Exercise goal → Below are the records; collect from them each line containing the string "opinion".

(Data items)
'''

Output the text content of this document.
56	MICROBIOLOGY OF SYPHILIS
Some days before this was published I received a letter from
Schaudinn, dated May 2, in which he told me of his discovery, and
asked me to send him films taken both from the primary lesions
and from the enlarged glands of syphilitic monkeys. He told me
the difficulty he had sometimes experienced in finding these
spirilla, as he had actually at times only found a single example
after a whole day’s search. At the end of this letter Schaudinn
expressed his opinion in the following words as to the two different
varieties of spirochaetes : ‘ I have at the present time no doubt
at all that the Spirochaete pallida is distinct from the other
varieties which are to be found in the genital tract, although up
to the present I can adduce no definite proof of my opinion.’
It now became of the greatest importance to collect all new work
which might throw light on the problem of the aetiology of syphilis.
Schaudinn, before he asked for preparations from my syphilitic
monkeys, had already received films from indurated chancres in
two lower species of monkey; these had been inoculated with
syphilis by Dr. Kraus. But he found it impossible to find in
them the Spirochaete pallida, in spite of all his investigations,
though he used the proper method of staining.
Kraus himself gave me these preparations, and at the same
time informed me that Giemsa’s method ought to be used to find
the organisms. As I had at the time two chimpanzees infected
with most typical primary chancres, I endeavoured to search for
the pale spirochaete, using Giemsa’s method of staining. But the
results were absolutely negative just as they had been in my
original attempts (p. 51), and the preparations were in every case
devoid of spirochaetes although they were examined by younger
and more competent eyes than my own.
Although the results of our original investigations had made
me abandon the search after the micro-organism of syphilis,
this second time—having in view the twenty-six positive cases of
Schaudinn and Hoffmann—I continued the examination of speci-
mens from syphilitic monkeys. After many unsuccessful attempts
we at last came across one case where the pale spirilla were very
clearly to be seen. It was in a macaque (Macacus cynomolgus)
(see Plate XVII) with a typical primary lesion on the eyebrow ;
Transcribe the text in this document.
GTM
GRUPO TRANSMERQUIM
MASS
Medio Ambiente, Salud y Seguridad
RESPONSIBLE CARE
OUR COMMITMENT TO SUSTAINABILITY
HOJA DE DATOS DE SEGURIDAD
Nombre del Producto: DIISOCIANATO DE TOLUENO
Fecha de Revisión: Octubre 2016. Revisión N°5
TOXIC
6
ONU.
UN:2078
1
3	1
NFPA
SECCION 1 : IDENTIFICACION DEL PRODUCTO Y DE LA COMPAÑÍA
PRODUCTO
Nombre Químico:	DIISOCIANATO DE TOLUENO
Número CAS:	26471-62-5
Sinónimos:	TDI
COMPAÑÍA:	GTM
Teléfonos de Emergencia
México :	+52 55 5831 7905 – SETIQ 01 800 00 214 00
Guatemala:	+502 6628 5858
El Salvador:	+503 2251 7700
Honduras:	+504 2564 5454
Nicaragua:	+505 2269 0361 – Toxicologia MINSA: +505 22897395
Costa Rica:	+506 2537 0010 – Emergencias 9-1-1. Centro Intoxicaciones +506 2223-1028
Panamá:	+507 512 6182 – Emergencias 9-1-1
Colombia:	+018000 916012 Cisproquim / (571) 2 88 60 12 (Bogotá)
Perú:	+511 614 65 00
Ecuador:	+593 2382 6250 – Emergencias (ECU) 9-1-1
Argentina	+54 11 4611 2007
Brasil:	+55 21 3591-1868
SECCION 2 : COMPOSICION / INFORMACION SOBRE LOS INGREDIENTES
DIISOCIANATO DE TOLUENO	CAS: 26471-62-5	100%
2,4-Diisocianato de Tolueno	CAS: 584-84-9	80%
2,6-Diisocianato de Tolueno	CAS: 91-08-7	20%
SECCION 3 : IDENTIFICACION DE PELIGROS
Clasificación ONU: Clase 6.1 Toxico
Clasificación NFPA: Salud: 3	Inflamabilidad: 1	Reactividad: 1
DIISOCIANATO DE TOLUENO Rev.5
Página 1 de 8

'''

Output for this task →
expressed his opinion in the following words as to the two different
to the present I can adduce no definite proof of my opinion.’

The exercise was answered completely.